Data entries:
============================================================
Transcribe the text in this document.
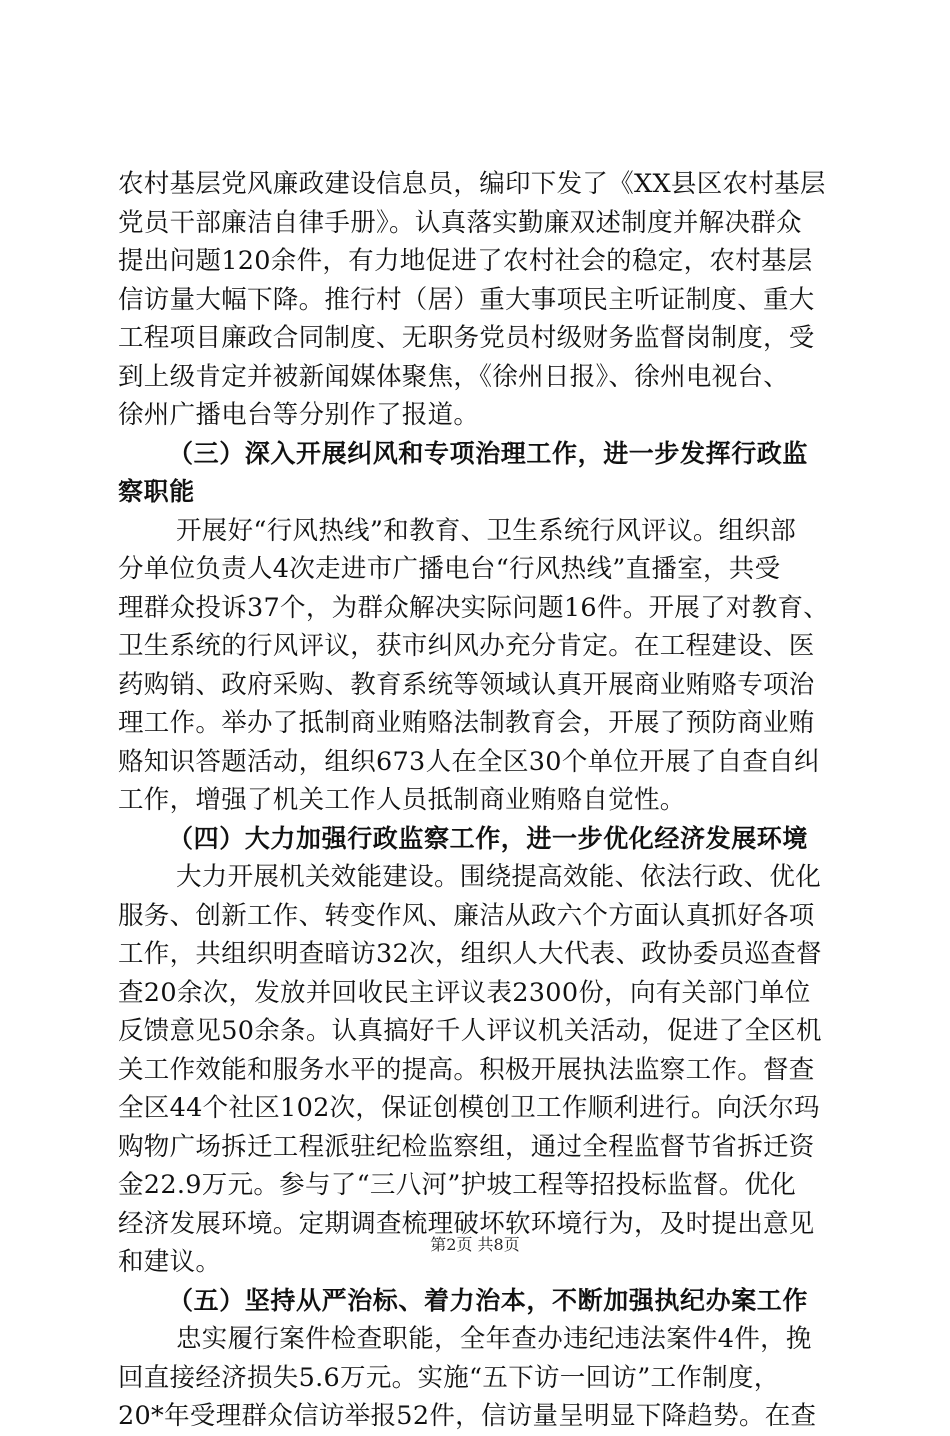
农村基层党风廉政建设信息员，编印下发了《XX县区农村基层
党员干部廉洁自律手册》。认真落实勤廉双述制度并解决群众
提出问题120余件，有力地促进了农村社会的稳定，农村基层
信访量大幅下降。推行村（居）重大事项民主听证制度、重大
工程项目廉政合同制度、无职务党员村级财务监督岗制度，受
到上级肯定并被新闻媒体聚焦，《徐州日报》、徐州电视台、
徐州广播电台等分别作了报道。
（三）深入开展纠风和专项治理工作，进一步发挥行政监
察职能
开展好“行风热线”和教育、卫生系统行风评议。组织部
分单位负责人4次走进市广播电台“行风热线”直播室，共受
理群众投诉37个，为群众解决实际问题16件。开展了对教育、
卫生系统的行风评议，获市纠风办充分肯定。在工程建设、医
药购销、政府采购、教育系统等领域认真开展商业贿赂专项治
理工作。举办了抵制商业贿赂法制教育会，开展了预防商业贿
赂知识答题活动，组织673人在全区30个单位开展了自查自纠
工作，增强了机关工作人员抵制商业贿赂自觉性。
（四）大力加强行政监察工作，进一步优化经济发展环境
大力开展机关效能建设。围绕提高效能、依法行政、优化
服务、创新工作、转变作风、廉洁从政六个方面认真抓好各项
工作，共组织明查暗访32次，组织人大代表、政协委员巡查督
查20余次，发放并回收民主评议表2300份，向有关部门单位
反馈意见50余条。认真搞好千人评议机关活动，促进了全区机
关工作效能和服务水平的提高。积极开展执法监察工作。督查
全区44个社区102次，保证创模创卫工作顺利进行。向沃尔玛
购物广场拆迁工程派驻纪检监察组，通过全程监督节省拆迁资
金22.9万元。参与了“三八河”护坡工程等招投标监督。优化
经济发展环境。定期调查梳理破坏软环境行为，及时提出意见
和建议。
（五）坚持从严治标、着力治本，不断加强执纪办案工作
忠实履行案件检查职能，全年查办违纪违法案件4件，挽
回直接经济损失5.6万元。实施“五下访一回访”工作制度，
20*年受理群众信访举报52件，信访量呈明显下降趋势。在查
第2页 共8页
============================================================
* [What you should do]
Return each line of the listing that holds the string "行风热线".

* [Output]
开展好“行风热线”和教育、卫生系统行风评议。组织部
分单位负责人4次走进市广播电台“行风热线”直播室，共受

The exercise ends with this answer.